▶ [Teks Kutipan]
2. Wawasan Nusantara
Perwujudan Kepulauan Nusantara sebagai satu kesatuan politik yang berwawasan nusantara adalah kebulatan wilayah nasional dengan segala isi dan
kekayaannya merupakan satu kesatuan wilayah, wadah, ruang lingkup dan kesatuan matra seluruh bangsa, serta menjadi modal dan milik bersama bangsa.
Wawasan Nusantara merupakan pandangan geopolotik dan sekaligus landasan geostrategi Bangsa Indonesia dalam mengartikan tanah air Indonesia sebagai
satu kesatuan politik, ekonomi, sosial budaya dan satu kesatuan pertahanan keamanan sebagai kekuatan yang selama ini belum diperhatikan hidden power,
yang harus dirajut kembali dalam upaya mencapai cita-cita dan tujuan nasional dalam kehidupan berbangsa, bernegara, serta budaya maritim. Menurut
Djalal 2009,
Wawasan Nusantara adalah cara pandang Bangsa Indonesia yang dijiwai nilai-nilai Pancasila dan berdasarkan UUD 1945, serta memperhatikan
sejarah dan budaya tentang diri dan lingkungan keberadaannya secara terhubung dan menyatu dalam memanfaatkan kondisi dan konstelasi geografi.
Wawasan Nusantara merupakan tanggung jawab, motivasi, dan rangsangan bagi seluruh Bangsa Indonesia dalam mengutamakan persatuan dan kesatuan
bangsa, serta kesatuan wilayah dalam
penyelenggaraan kehidupan bermasyarakat, berbangsa, dan bernegara untuk mencapai tujuan nasional
sebagaimana tercantum dalam Pembukaan UUD 1945 .

▶ [Data Tercatat]
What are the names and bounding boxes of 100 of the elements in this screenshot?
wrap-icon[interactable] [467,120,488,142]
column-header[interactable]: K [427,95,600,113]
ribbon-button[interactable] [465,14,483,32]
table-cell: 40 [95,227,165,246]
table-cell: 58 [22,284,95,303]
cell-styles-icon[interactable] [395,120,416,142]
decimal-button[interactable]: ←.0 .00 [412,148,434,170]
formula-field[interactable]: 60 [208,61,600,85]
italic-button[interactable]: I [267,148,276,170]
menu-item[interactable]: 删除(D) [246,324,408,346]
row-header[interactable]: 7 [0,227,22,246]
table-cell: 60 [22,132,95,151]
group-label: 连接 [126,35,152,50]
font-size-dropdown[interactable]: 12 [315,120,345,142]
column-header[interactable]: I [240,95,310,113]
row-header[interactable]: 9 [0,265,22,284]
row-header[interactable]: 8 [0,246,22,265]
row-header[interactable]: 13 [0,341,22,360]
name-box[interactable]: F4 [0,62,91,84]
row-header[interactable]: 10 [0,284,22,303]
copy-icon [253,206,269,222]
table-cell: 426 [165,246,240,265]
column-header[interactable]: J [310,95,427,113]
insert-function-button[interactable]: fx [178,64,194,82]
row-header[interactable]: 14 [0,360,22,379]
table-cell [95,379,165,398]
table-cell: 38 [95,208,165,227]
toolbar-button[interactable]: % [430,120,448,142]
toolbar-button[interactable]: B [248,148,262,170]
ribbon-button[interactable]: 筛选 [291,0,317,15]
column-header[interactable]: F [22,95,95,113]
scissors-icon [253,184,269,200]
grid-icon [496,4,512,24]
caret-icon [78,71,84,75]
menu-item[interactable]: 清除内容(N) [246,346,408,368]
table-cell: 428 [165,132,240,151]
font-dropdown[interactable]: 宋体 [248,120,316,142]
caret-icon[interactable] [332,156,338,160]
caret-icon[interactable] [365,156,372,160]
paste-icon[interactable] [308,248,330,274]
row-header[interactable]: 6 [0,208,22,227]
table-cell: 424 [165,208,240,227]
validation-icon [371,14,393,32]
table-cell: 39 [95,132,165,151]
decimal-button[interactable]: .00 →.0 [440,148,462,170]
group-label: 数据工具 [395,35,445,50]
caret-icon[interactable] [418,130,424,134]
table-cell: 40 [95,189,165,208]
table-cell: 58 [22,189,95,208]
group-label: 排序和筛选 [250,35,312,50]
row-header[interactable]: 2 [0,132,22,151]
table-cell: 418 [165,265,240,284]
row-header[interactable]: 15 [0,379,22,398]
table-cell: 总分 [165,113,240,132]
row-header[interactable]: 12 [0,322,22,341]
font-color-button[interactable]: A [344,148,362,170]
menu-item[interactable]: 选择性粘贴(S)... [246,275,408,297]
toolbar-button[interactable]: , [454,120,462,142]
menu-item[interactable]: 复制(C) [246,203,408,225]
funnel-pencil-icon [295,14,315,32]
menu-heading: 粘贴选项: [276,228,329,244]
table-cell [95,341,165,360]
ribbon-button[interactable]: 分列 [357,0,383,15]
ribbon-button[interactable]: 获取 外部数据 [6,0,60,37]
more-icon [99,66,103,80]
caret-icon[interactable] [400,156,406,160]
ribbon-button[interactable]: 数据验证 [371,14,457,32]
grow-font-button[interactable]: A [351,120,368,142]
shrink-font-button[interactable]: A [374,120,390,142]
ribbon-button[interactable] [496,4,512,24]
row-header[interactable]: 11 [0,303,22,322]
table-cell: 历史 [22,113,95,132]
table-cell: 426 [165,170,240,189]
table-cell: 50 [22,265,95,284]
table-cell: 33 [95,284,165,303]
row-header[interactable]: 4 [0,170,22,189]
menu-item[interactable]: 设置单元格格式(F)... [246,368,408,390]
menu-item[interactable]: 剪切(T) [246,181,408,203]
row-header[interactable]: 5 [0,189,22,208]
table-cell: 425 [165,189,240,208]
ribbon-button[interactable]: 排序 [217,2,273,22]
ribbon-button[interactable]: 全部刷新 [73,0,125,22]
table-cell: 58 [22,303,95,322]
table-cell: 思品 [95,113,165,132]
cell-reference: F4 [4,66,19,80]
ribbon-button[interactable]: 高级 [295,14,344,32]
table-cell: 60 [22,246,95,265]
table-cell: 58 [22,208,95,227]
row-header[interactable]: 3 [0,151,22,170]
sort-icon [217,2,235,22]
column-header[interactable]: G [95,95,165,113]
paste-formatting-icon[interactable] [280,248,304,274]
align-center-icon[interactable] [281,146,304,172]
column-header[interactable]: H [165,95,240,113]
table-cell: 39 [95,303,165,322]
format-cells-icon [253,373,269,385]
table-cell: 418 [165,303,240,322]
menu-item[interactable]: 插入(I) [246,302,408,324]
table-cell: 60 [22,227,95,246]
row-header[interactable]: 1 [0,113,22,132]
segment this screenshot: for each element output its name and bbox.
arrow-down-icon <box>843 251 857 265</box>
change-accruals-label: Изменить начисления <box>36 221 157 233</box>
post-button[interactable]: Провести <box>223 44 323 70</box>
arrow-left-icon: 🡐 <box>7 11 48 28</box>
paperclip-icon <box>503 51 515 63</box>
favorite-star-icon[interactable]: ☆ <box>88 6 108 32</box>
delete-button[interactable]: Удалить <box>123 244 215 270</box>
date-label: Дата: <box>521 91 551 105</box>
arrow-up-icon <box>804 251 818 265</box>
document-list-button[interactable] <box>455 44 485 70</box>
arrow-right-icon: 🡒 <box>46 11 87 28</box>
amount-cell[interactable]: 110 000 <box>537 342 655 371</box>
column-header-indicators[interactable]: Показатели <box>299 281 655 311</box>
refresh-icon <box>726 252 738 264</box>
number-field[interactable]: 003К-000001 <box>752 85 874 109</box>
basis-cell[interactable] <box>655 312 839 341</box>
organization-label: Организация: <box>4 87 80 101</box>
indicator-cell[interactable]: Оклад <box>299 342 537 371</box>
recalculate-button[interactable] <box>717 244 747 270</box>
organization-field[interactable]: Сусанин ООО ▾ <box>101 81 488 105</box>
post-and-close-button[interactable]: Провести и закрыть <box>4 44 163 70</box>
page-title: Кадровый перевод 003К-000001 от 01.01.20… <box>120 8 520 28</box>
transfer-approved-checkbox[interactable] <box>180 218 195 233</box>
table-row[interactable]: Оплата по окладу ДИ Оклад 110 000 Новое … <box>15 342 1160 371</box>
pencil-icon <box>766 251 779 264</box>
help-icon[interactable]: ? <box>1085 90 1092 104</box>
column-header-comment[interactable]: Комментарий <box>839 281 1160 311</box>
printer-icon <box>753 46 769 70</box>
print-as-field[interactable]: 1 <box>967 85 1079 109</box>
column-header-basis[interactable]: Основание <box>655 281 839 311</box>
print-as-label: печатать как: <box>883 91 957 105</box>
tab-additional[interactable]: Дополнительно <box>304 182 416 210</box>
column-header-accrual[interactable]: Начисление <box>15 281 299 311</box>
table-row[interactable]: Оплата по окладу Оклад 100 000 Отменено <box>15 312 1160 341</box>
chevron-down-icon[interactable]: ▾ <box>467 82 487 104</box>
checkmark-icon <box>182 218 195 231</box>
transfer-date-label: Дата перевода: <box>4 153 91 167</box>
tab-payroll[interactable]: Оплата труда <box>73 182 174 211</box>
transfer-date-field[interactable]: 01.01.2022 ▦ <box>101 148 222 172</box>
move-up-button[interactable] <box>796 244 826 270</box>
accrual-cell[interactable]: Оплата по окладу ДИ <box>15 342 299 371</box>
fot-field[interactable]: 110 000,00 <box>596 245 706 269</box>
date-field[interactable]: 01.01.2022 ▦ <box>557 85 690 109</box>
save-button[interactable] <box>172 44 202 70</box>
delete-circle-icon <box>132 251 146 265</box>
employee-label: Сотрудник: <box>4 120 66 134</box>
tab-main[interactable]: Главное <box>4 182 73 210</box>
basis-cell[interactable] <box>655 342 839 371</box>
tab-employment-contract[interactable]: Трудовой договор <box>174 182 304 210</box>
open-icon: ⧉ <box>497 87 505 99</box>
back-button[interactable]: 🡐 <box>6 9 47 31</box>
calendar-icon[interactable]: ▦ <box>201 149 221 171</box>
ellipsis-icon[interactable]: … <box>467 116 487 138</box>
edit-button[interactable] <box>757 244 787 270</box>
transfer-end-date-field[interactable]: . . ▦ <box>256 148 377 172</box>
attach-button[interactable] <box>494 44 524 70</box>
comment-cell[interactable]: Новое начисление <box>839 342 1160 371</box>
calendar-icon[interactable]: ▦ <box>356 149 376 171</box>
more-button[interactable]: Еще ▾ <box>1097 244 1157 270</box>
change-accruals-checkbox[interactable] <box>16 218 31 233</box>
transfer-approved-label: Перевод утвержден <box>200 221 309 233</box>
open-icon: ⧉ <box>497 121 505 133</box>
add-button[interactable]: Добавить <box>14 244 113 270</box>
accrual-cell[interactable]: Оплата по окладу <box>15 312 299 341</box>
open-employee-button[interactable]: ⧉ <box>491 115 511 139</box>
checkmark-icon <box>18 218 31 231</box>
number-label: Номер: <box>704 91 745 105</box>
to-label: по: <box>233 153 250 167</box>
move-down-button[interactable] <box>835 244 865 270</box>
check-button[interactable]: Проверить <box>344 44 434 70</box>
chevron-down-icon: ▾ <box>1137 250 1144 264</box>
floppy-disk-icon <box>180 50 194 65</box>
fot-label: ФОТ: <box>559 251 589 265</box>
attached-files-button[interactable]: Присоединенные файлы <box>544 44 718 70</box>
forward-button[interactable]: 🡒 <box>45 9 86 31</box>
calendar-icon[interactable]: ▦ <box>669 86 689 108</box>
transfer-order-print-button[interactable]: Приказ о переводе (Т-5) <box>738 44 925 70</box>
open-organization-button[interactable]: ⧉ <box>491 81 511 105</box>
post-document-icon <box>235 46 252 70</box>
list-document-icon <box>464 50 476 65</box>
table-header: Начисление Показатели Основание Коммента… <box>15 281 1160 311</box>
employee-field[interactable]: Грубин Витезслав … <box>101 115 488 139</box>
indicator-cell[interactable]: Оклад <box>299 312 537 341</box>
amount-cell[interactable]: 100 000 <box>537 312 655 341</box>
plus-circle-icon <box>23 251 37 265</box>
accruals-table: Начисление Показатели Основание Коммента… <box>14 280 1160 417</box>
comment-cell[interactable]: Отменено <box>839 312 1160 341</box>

▶ [Daftar Tugas]
1/ Menurut Djalal 2009 dalam teks tentang Wawasan Nusantara, cara pandang Bangsa Indonesia dijiwai oleh nilai-nilai apa?
2/ Kutip bagian teks tentang Wawasan Nusantara di antara "Wawasan Nusantara merupakan tanggung" dan "Pembukaan UUD 1945 .", termasuk kedua bagian itu.

▶ [Jawaban Tiap Tugas]
1/ Nilai-nilai Pancasila.

2/
Wawasan Nusantara merupakan tanggung jawab, motivasi, dan rangsangan bagi seluruh Bangsa Indonesia dalam mengutamakan persatuan dan kesatuan
bangsa, serta kesatuan wilayah dalam
penyelenggaraan kehidupan bermasyarakat, berbangsa, dan bernegara untuk mencapai tujuan nasional
sebagaimana tercantum dalam Pembukaan UUD 1945 .